Problem details: Your task is to print every entry below exactly as given.

################

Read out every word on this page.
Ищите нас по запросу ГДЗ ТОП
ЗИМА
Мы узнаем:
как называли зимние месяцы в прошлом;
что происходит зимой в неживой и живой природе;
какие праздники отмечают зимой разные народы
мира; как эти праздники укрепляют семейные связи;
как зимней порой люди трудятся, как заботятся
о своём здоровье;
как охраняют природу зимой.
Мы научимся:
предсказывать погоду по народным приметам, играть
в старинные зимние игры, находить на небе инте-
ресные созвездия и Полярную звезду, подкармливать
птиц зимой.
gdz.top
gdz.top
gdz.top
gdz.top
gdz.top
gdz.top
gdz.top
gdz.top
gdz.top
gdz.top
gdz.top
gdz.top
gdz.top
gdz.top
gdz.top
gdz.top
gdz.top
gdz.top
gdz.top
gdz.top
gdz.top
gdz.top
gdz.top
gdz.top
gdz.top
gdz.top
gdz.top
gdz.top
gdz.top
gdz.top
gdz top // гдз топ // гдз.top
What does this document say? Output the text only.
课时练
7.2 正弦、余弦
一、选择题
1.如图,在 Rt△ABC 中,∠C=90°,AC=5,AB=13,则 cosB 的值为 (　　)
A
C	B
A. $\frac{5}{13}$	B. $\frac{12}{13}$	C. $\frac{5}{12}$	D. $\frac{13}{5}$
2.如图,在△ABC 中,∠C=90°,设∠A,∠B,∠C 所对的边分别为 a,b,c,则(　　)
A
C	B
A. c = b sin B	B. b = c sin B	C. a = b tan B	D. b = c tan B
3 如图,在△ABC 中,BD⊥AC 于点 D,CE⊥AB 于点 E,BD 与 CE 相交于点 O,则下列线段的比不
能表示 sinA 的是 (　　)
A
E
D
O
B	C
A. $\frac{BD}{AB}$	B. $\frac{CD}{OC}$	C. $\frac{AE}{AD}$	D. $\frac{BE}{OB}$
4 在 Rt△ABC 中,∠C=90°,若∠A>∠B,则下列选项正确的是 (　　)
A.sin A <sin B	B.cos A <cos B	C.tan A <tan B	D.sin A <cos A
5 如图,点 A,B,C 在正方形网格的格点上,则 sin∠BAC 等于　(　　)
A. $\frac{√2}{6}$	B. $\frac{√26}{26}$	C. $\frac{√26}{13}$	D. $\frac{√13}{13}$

################

The output:
Read out every word on this page.
Ищите нас по запросу ГДЗ ТОП
ЗИМА
Мы узнаем:
как называли зимние месяцы в прошлом;
что происходит зимой в неживой и живой природе;
какие праздники отмечают зимой разные народы
мира; как эти праздники укрепляют семейные связи;
как зимней порой люди трудятся, как заботятся
о своём здоровье;
как охраняют природу зимой.
Мы научимся:
предсказывать погоду по народным приметам, играть
в старинные зимние игры, находить на небе инте-
ресные созвездия и Полярную звезду, подкармливать
птиц зимой.
gdz.top
gdz.top
gdz.top
gdz.top
gdz.top
gdz.top
gdz.top
gdz.top
gdz.top
gdz.top
gdz.top
gdz.top
gdz.top
gdz.top
gdz.top
gdz.top
gdz.top
gdz.top
gdz.top
gdz.top
gdz.top
gdz.top
gdz.top
gdz.top
gdz.top
gdz.top
gdz.top
gdz.top
gdz.top
gdz.top
gdz top // гдз топ // гдз.top
What does this document say? Output the text only.
课时练
7.2 正弦、余弦
一、选择题
1.如图,在 Rt△ABC 中,∠C=90°,AC=5,AB=13,则 cosB 的值为 (　　)
A
C	B
A. $\frac{5}{13}$	B. $\frac{12}{13}$	C. $\frac{5}{12}$	D. $\frac{13}{5}$
2.如图,在△ABC 中,∠C=90°,设∠A,∠B,∠C 所对的边分别为 a,b,c,则(　　)
A
C	B
A. c = b sin B	B. b = c sin B	C. a = b tan B	D. b = c tan B
3 如图,在△ABC 中,BD⊥AC 于点 D,CE⊥AB 于点 E,BD 与 CE 相交于点 O,则下列线段的比不
能表示 sinA 的是 (　　)
A
E
D
O
B	C
A. $\frac{BD}{AB}$	B. $\frac{CD}{OC}$	C. $\frac{AE}{AD}$	D. $\frac{BE}{OB}$
4 在 Rt△ABC 中,∠C=90°,若∠A>∠B,则下列选项正确的是 (　　)
A.sin A <sin B	B.cos A <cos B	C.tan A <tan B	D.sin A <cos A
5 如图,点 A,B,C 在正方形网格的格点上,则 sin∠BAC 等于　(　　)
A. $\frac{√2}{6}$	B. $\frac{√26}{26}$	C. $\frac{√26}{13}$	D. $\frac{√13}{13}$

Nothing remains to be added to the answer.